▸ **What the exercise asks**: Output the full listing below exactly as it reads, and skip anything that is a picture.

▸ **Data listing**:
----
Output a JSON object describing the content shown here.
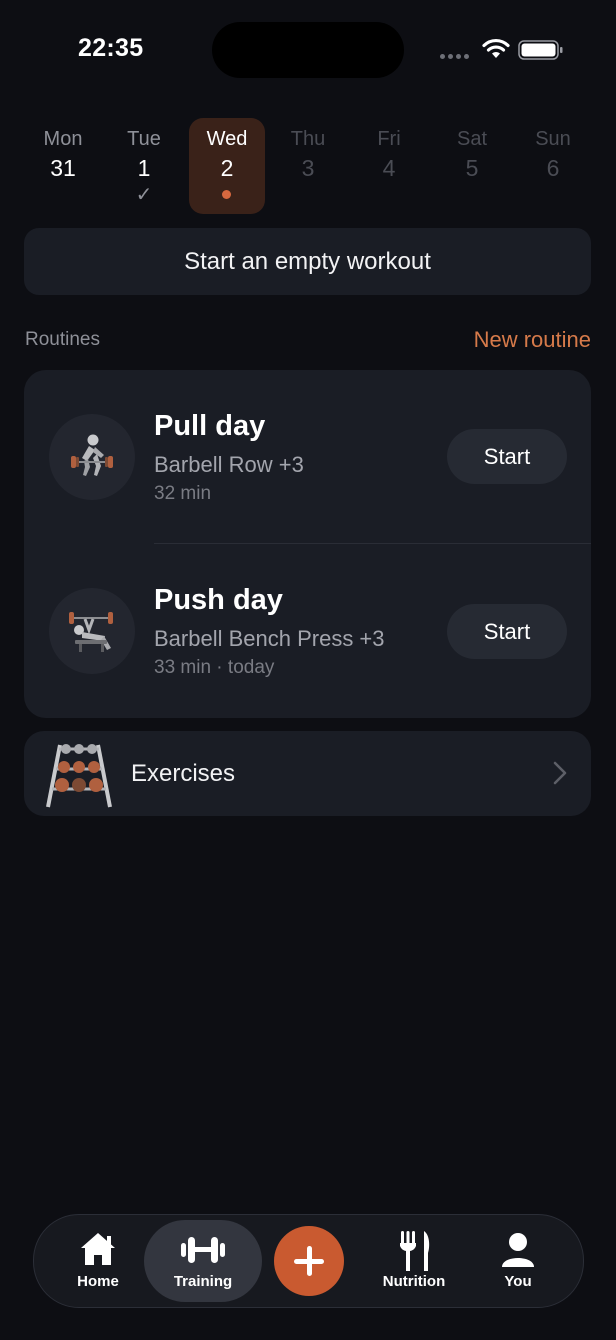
{
  "status": {
    "time": "22:35"
  },
  "week": [
    {
      "name": "Mon",
      "num": "31",
      "state": "past"
    },
    {
      "name": "Tue",
      "num": "1",
      "state": "done",
      "mark": "✓"
    },
    {
      "name": "Wed",
      "num": "2",
      "state": "selected"
    },
    {
      "name": "Thu",
      "num": "3",
      "state": "future"
    },
    {
      "name": "Fri",
      "num": "4",
      "state": "future"
    },
    {
      "name": "Sat",
      "num": "5",
      "state": "future"
    },
    {
      "name": "Sun",
      "num": "6",
      "state": "future"
    }
  ],
  "empty_workout_label": "Start an empty workout",
  "routines": {
    "section_label": "Routines",
    "new_routine_label": "New routine",
    "items": [
      {
        "title": "Pull day",
        "subtitle": "Barbell Row +3",
        "meta": "32 min",
        "start_label": "Start",
        "icon": "barbell-row-icon"
      },
      {
        "title": "Push day",
        "subtitle": "Barbell Bench Press +3",
        "meta": "33 min · today",
        "start_label": "Start",
        "icon": "bench-press-icon"
      }
    ]
  },
  "exercises": {
    "label": "Exercises",
    "icon": "dumbbell-rack-icon"
  },
  "tabbar": {
    "home": "Home",
    "training": "Training",
    "nutrition": "Nutrition",
    "you": "You"
  },
  "colors": {
    "background": "#0d0e13",
    "card": "#1a1d25",
    "accent": "#d6683f",
    "accent_text": "#d67a4a",
    "selected_day": "#3a2219"
  }
}
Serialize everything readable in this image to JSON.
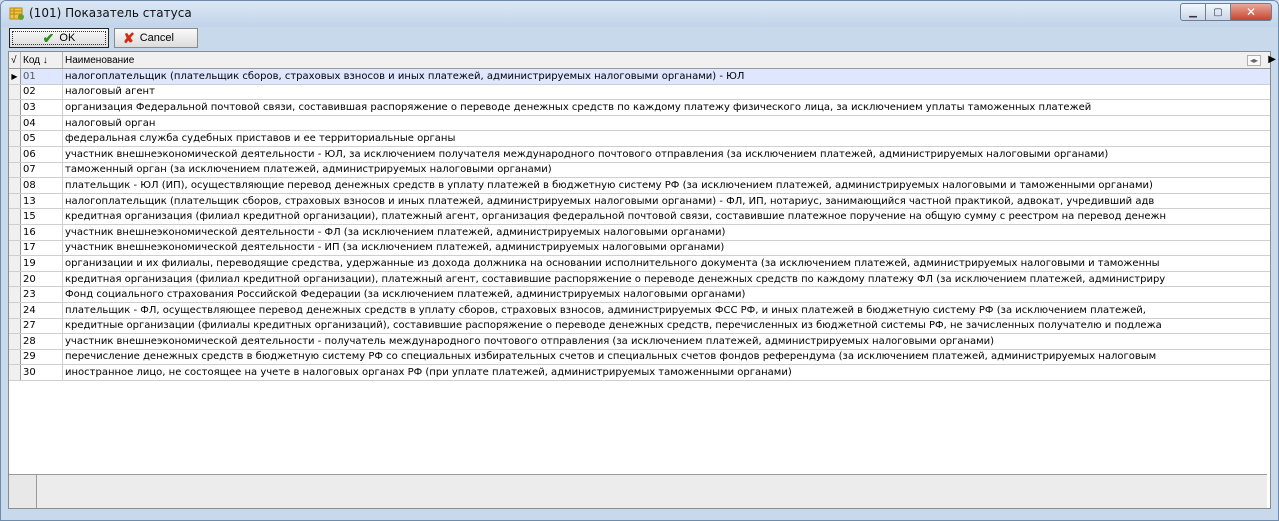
----
▸ **Result of the exercise**:
Output a JSON object describing the content shown here.
{
  "status": {
    "time": "22:35"
  },
  "week": [
    {
      "name": "Mon",
      "num": "31",
      "state": "past"
    },
    {
      "name": "Tue",
      "num": "1",
      "state": "done",
      "mark": "✓"
    },
    {
      "name": "Wed",
      "num": "2",
      "state": "selected"
    },
    {
      "name": "Thu",
      "num": "3",
      "state": "future"
    },
    {
      "name": "Fri",
      "num": "4",
      "state": "future"
    },
    {
      "name": "Sat",
      "num": "5",
      "state": "future"
    },
    {
      "name": "Sun",
      "num": "6",
      "state": "future"
    }
  ],
  "empty_workout_label": "Start an empty workout",
  "routines": {
    "section_label": "Routines",
    "new_routine_label": "New routine",
    "items": [
      {
        "title": "Pull day",
        "subtitle": "Barbell Row +3",
        "meta": "32 min",
        "start_label": "Start",
        "icon": "barbell-row-icon"
      },
      {
        "title": "Push day",
        "subtitle": "Barbell Bench Press +3",
        "meta": "33 min · today",
        "start_label": "Start",
        "icon": "bench-press-icon"
      }
    ]
  },
  "exercises": {
    "label": "Exercises",
    "icon": "dumbbell-rack-icon"
  },
  "tabbar": {
    "home": "Home",
    "training": "Training",
    "nutrition": "Nutrition",
    "you": "You"
  },
  "colors": {
    "background": "#0d0e13",
    "card": "#1a1d25",
    "accent": "#d6683f",
    "accent_text": "#d67a4a",
    "selected_day": "#3a2219"
  }
}
Serialize everything readable in this image to JSON.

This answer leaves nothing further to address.